== Work to do ==
Skip the pictures. Copy all the rest of the records down exactly.

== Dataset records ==
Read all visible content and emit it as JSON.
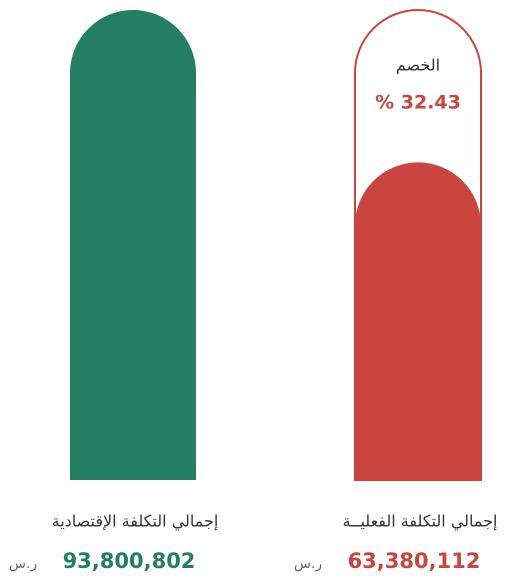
{
  "chart_data": {
    "type": "bar",
    "categories": [
      "إجمالي التكلفة الإقتصادية",
      "إجمالي التكلفة الفعليــة"
    ],
    "values": [
      93800802,
      63380112
    ],
    "value_labels": [
      "93,800,802",
      "63,380,112"
    ],
    "colors": [
      "#237e62",
      "#c9453e"
    ],
    "currency": "ر.س",
    "discount": {
      "label": "الخصم",
      "value": 32.43,
      "value_label": "% 32.43"
    }
  }
}
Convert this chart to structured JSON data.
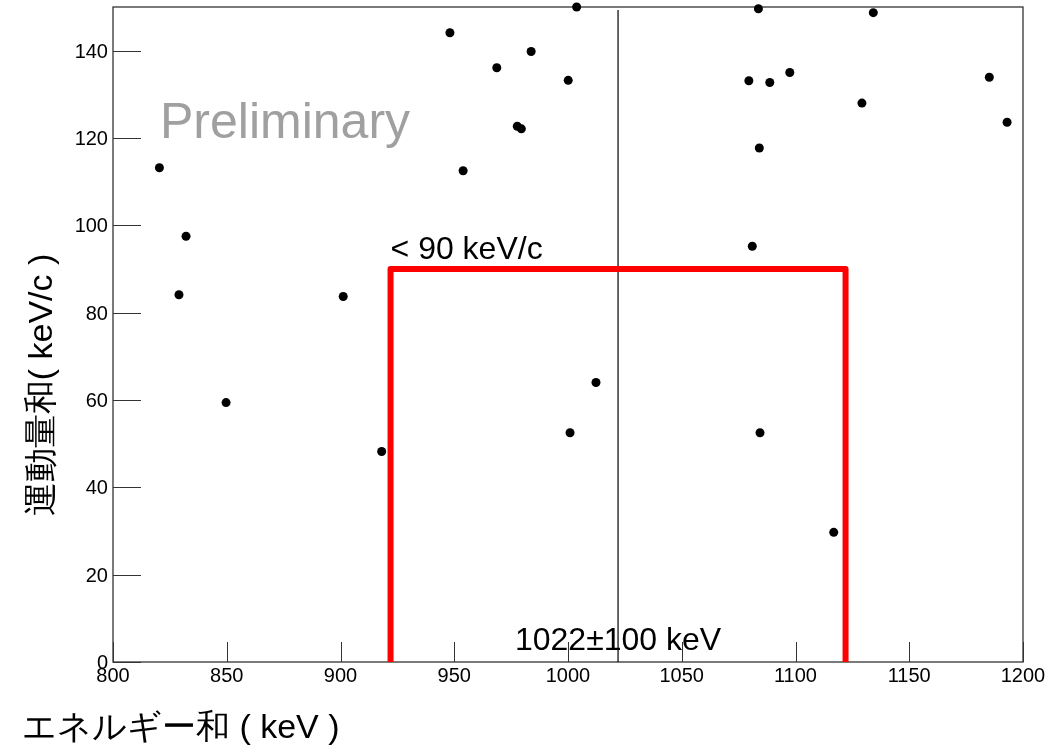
{
  "chart_data": {
    "type": "scatter",
    "xlabel": "エネルギー和 ( keV )",
    "ylabel": "運動量和( keV/c )",
    "xlim": [
      800,
      1200
    ],
    "ylim": [
      0,
      150
    ],
    "xticks": [
      800,
      850,
      900,
      950,
      1000,
      1050,
      1100,
      1150,
      1200
    ],
    "yticks": [
      0,
      20,
      40,
      60,
      80,
      100,
      120,
      140
    ],
    "grid": false,
    "legend": false,
    "marker": "circle",
    "series": [
      {
        "type": "scatter",
        "color": "#000000",
        "x": [
          820.4,
          832.1,
          829.0,
          901.2,
          948.1,
          983.8,
          968.7,
          1000.1,
          977.7,
          979.5,
          953.9,
          1003.8,
          1083.7,
          1134.2,
          1079.5,
          1088.7,
          1097.5,
          1185.2,
          1129.2,
          1193.0,
          1084.1,
          1081.0,
          849.7,
          918.1,
          1000.9,
          1012.3,
          1084.4,
          1116.8
        ],
        "values": [
          113.2,
          97.5,
          84.1,
          83.7,
          144.1,
          139.8,
          136.1,
          133.2,
          122.7,
          122.1,
          112.5,
          150,
          149.6,
          148.7,
          133.1,
          132.7,
          135.0,
          133.9,
          128.0,
          123.6,
          117.7,
          95.2,
          59.4,
          48.2,
          52.5,
          64.0,
          52.5,
          29.7
        ]
      },
      {
        "type": "line",
        "color": "#ff0000",
        "marker": "none",
        "x": [
          922,
          922,
          1122,
          1122
        ],
        "values": [
          0,
          90,
          90,
          0
        ]
      }
    ],
    "ref_lines": [
      {
        "axis": "x",
        "value": 1022,
        "color": "#000000"
      }
    ],
    "annotations": [
      "Preliminary",
      {
        "text": "< 90 keV/c",
        "x": 922,
        "y": 90
      },
      {
        "text": "1022±100 keV",
        "x": 1022,
        "y": 0
      }
    ]
  }
}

== Exercise result ==
Read all visible content and emit it as JSON.
{
  "chart_data": {
    "type": "bar",
    "categories": [
      "إجمالي التكلفة الإقتصادية",
      "إجمالي التكلفة الفعليــة"
    ],
    "values": [
      93800802,
      63380112
    ],
    "value_labels": [
      "93,800,802",
      "63,380,112"
    ],
    "colors": [
      "#237e62",
      "#c9453e"
    ],
    "currency": "ر.س",
    "discount": {
      "label": "الخصم",
      "value": 32.43,
      "value_label": "% 32.43"
    }
  }
}
Convert this chart to structured JSON data.
{
  "chart_data": {
    "type": "scatter",
    "xlabel": "エネルギー和 ( keV )",
    "ylabel": "運動量和( keV/c )",
    "xlim": [
      800,
      1200
    ],
    "ylim": [
      0,
      150
    ],
    "xticks": [
      800,
      850,
      900,
      950,
      1000,
      1050,
      1100,
      1150,
      1200
    ],
    "yticks": [
      0,
      20,
      40,
      60,
      80,
      100,
      120,
      140
    ],
    "grid": false,
    "legend": false,
    "marker": "circle",
    "series": [
      {
        "type": "scatter",
        "color": "#000000",
        "x": [
          820.4,
          832.1,
          829.0,
          901.2,
          948.1,
          983.8,
          968.7,
          1000.1,
          977.7,
          979.5,
          953.9,
          1003.8,
          1083.7,
          1134.2,
          1079.5,
          1088.7,
          1097.5,
          1185.2,
          1129.2,
          1193.0,
          1084.1,
          1081.0,
          849.7,
          918.1,
          1000.9,
          1012.3,
          1084.4,
          1116.8
        ],
        "values": [
          113.2,
          97.5,
          84.1,
          83.7,
          144.1,
          139.8,
          136.1,
          133.2,
          122.7,
          122.1,
          112.5,
          150,
          149.6,
          148.7,
          133.1,
          132.7,
          135.0,
          133.9,
          128.0,
          123.6,
          117.7,
          95.2,
          59.4,
          48.2,
          52.5,
          64.0,
          52.5,
          29.7
        ]
      },
      {
        "type": "line",
        "color": "#ff0000",
        "marker": "none",
        "x": [
          922,
          922,
          1122,
          1122
        ],
        "values": [
          0,
          90,
          90,
          0
        ]
      }
    ],
    "ref_lines": [
      {
        "axis": "x",
        "value": 1022,
        "color": "#000000"
      }
    ],
    "annotations": [
      "Preliminary",
      {
        "text": "< 90 keV/c",
        "x": 922,
        "y": 90
      },
      {
        "text": "1022±100 keV",
        "x": 1022,
        "y": 0
      }
    ]
  }
}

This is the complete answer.